_Goal_: Drop the pictures from the entries below, then reproduce the rest exactly.

◆ ◆ ◆ ◆

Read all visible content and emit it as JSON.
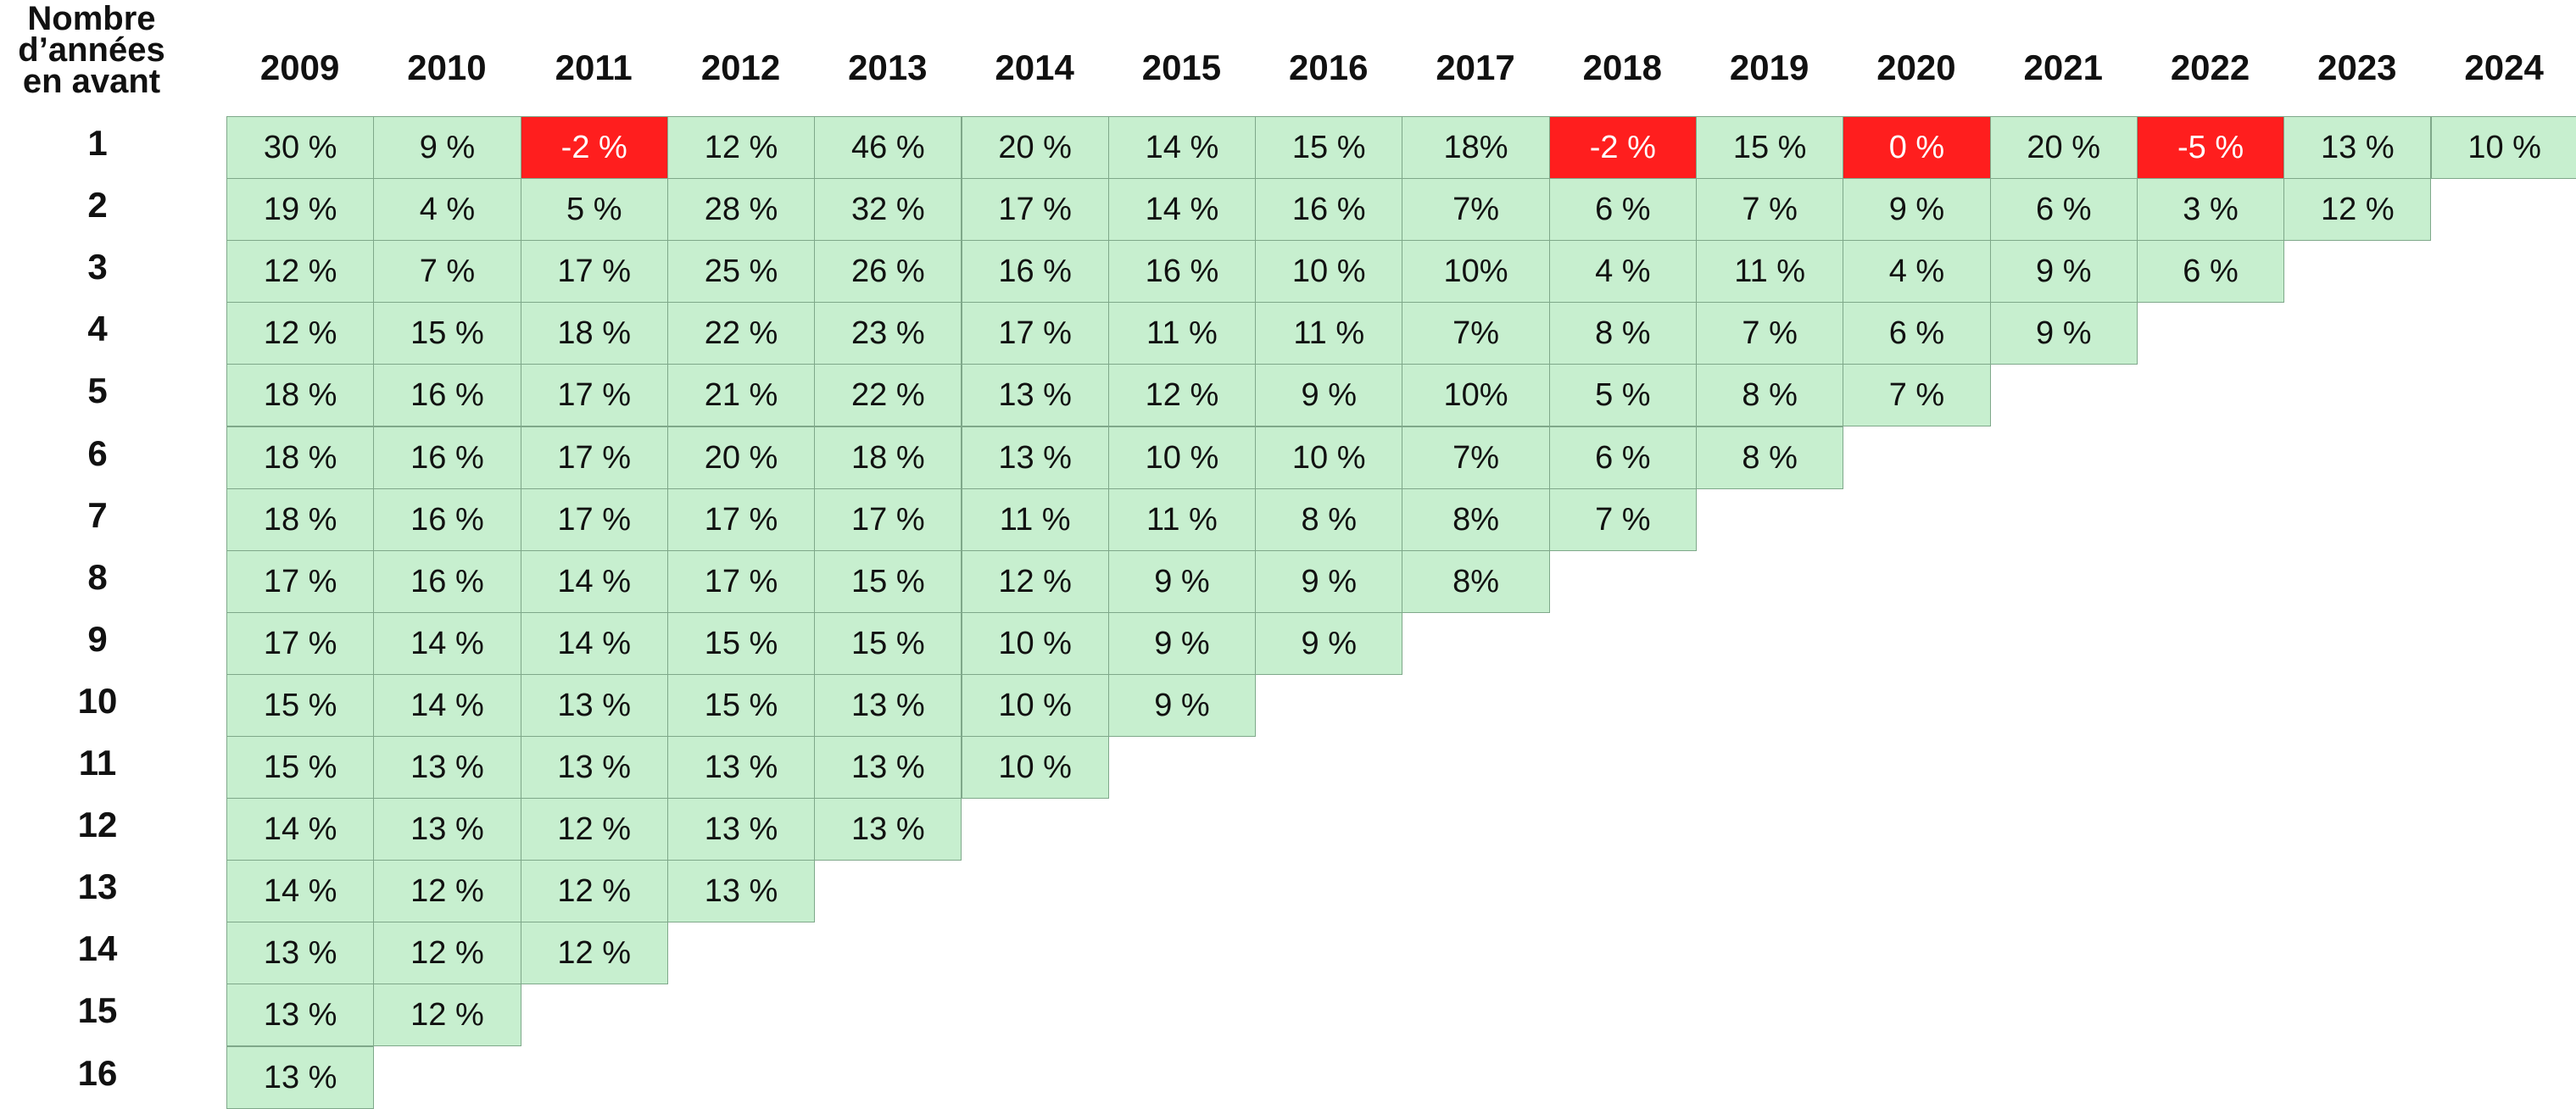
{
  "header": {
    "corner_lines": [
      "Nombre",
      "d’années",
      "en avant"
    ]
  },
  "colors": {
    "cell_background": "#c7efcf",
    "cell_border": "#7fa88a",
    "negative_highlight": "#ff1e1e",
    "text": "#111111"
  },
  "chart_data": {
    "type": "table",
    "years": [
      "2009",
      "2010",
      "2011",
      "2012",
      "2013",
      "2014",
      "2015",
      "2016",
      "2017",
      "2018",
      "2019",
      "2020",
      "2021",
      "2022",
      "2023",
      "2024"
    ],
    "row_labels": [
      "1",
      "2",
      "3",
      "4",
      "5",
      "6",
      "7",
      "8",
      "9",
      "10",
      "11",
      "12",
      "13",
      "14",
      "15",
      "16"
    ],
    "columns": [
      [
        "30 %",
        "19 %",
        "12 %",
        "12 %",
        "18 %",
        "18 %",
        "18 %",
        "17 %",
        "17 %",
        "15 %",
        "15 %",
        "14 %",
        "14 %",
        "13 %",
        "13 %",
        "13 %"
      ],
      [
        "9 %",
        "4 %",
        "7 %",
        "15 %",
        "16 %",
        "16 %",
        "16 %",
        "16 %",
        "14 %",
        "14 %",
        "13 %",
        "13 %",
        "12 %",
        "12 %",
        "12 %"
      ],
      [
        "-2 %",
        "5 %",
        "17 %",
        "18 %",
        "17 %",
        "17 %",
        "17 %",
        "14 %",
        "14 %",
        "13 %",
        "13 %",
        "12 %",
        "12 %",
        "12 %"
      ],
      [
        "12 %",
        "28 %",
        "25 %",
        "22 %",
        "21 %",
        "20 %",
        "17 %",
        "17 %",
        "15 %",
        "15 %",
        "13 %",
        "13 %",
        "13 %"
      ],
      [
        "46 %",
        "32 %",
        "26 %",
        "23 %",
        "22 %",
        "18 %",
        "17 %",
        "15 %",
        "15 %",
        "13 %",
        "13 %",
        "13 %"
      ],
      [
        "20 %",
        "17 %",
        "16 %",
        "17 %",
        "13 %",
        "13 %",
        "11 %",
        "12 %",
        "10 %",
        "10 %",
        "10 %"
      ],
      [
        "14 %",
        "14 %",
        "16 %",
        "11 %",
        "12 %",
        "10 %",
        "11 %",
        "9 %",
        "9 %",
        "9 %"
      ],
      [
        "15 %",
        "16 %",
        "10 %",
        "11 %",
        "9 %",
        "10 %",
        "8 %",
        "9 %",
        "9 %"
      ],
      [
        "18%",
        "7%",
        "10%",
        "7%",
        "10%",
        "7%",
        "8%",
        "8%"
      ],
      [
        "-2 %",
        "6 %",
        "4 %",
        "8 %",
        "5 %",
        "6 %",
        "7 %"
      ],
      [
        "15 %",
        "7 %",
        "11 %",
        "7 %",
        "8 %",
        "8 %"
      ],
      [
        "0 %",
        "9 %",
        "4 %",
        "6 %",
        "7 %"
      ],
      [
        "20 %",
        "6 %",
        "9 %",
        "9 %"
      ],
      [
        "-5 %",
        "3 %",
        "6 %"
      ],
      [
        "13 %",
        "12 %"
      ],
      [
        "10 %"
      ]
    ]
  }
}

◆ ◆ ◆ ◆

_Problem solution_:
Read all visible content and emit it as JSON.
{
  "header": {
    "corner_lines": [
      "Nombre",
      "d’années",
      "en avant"
    ]
  },
  "colors": {
    "cell_background": "#c7efcf",
    "cell_border": "#7fa88a",
    "negative_highlight": "#ff1e1e",
    "text": "#111111"
  },
  "chart_data": {
    "type": "table",
    "years": [
      "2009",
      "2010",
      "2011",
      "2012",
      "2013",
      "2014",
      "2015",
      "2016",
      "2017",
      "2018",
      "2019",
      "2020",
      "2021",
      "2022",
      "2023",
      "2024"
    ],
    "row_labels": [
      "1",
      "2",
      "3",
      "4",
      "5",
      "6",
      "7",
      "8",
      "9",
      "10",
      "11",
      "12",
      "13",
      "14",
      "15",
      "16"
    ],
    "columns": [
      [
        "30 %",
        "19 %",
        "12 %",
        "12 %",
        "18 %",
        "18 %",
        "18 %",
        "17 %",
        "17 %",
        "15 %",
        "15 %",
        "14 %",
        "14 %",
        "13 %",
        "13 %",
        "13 %"
      ],
      [
        "9 %",
        "4 %",
        "7 %",
        "15 %",
        "16 %",
        "16 %",
        "16 %",
        "16 %",
        "14 %",
        "14 %",
        "13 %",
        "13 %",
        "12 %",
        "12 %",
        "12 %"
      ],
      [
        "-2 %",
        "5 %",
        "17 %",
        "18 %",
        "17 %",
        "17 %",
        "17 %",
        "14 %",
        "14 %",
        "13 %",
        "13 %",
        "12 %",
        "12 %",
        "12 %"
      ],
      [
        "12 %",
        "28 %",
        "25 %",
        "22 %",
        "21 %",
        "20 %",
        "17 %",
        "17 %",
        "15 %",
        "15 %",
        "13 %",
        "13 %",
        "13 %"
      ],
      [
        "46 %",
        "32 %",
        "26 %",
        "23 %",
        "22 %",
        "18 %",
        "17 %",
        "15 %",
        "15 %",
        "13 %",
        "13 %",
        "13 %"
      ],
      [
        "20 %",
        "17 %",
        "16 %",
        "17 %",
        "13 %",
        "13 %",
        "11 %",
        "12 %",
        "10 %",
        "10 %",
        "10 %"
      ],
      [
        "14 %",
        "14 %",
        "16 %",
        "11 %",
        "12 %",
        "10 %",
        "11 %",
        "9 %",
        "9 %",
        "9 %"
      ],
      [
        "15 %",
        "16 %",
        "10 %",
        "11 %",
        "9 %",
        "10 %",
        "8 %",
        "9 %",
        "9 %"
      ],
      [
        "18%",
        "7%",
        "10%",
        "7%",
        "10%",
        "7%",
        "8%",
        "8%"
      ],
      [
        "-2 %",
        "6 %",
        "4 %",
        "8 %",
        "5 %",
        "6 %",
        "7 %"
      ],
      [
        "15 %",
        "7 %",
        "11 %",
        "7 %",
        "8 %",
        "8 %"
      ],
      [
        "0 %",
        "9 %",
        "4 %",
        "6 %",
        "7 %"
      ],
      [
        "20 %",
        "6 %",
        "9 %",
        "9 %"
      ],
      [
        "-5 %",
        "3 %",
        "6 %"
      ],
      [
        "13 %",
        "12 %"
      ],
      [
        "10 %"
      ]
    ]
  }
}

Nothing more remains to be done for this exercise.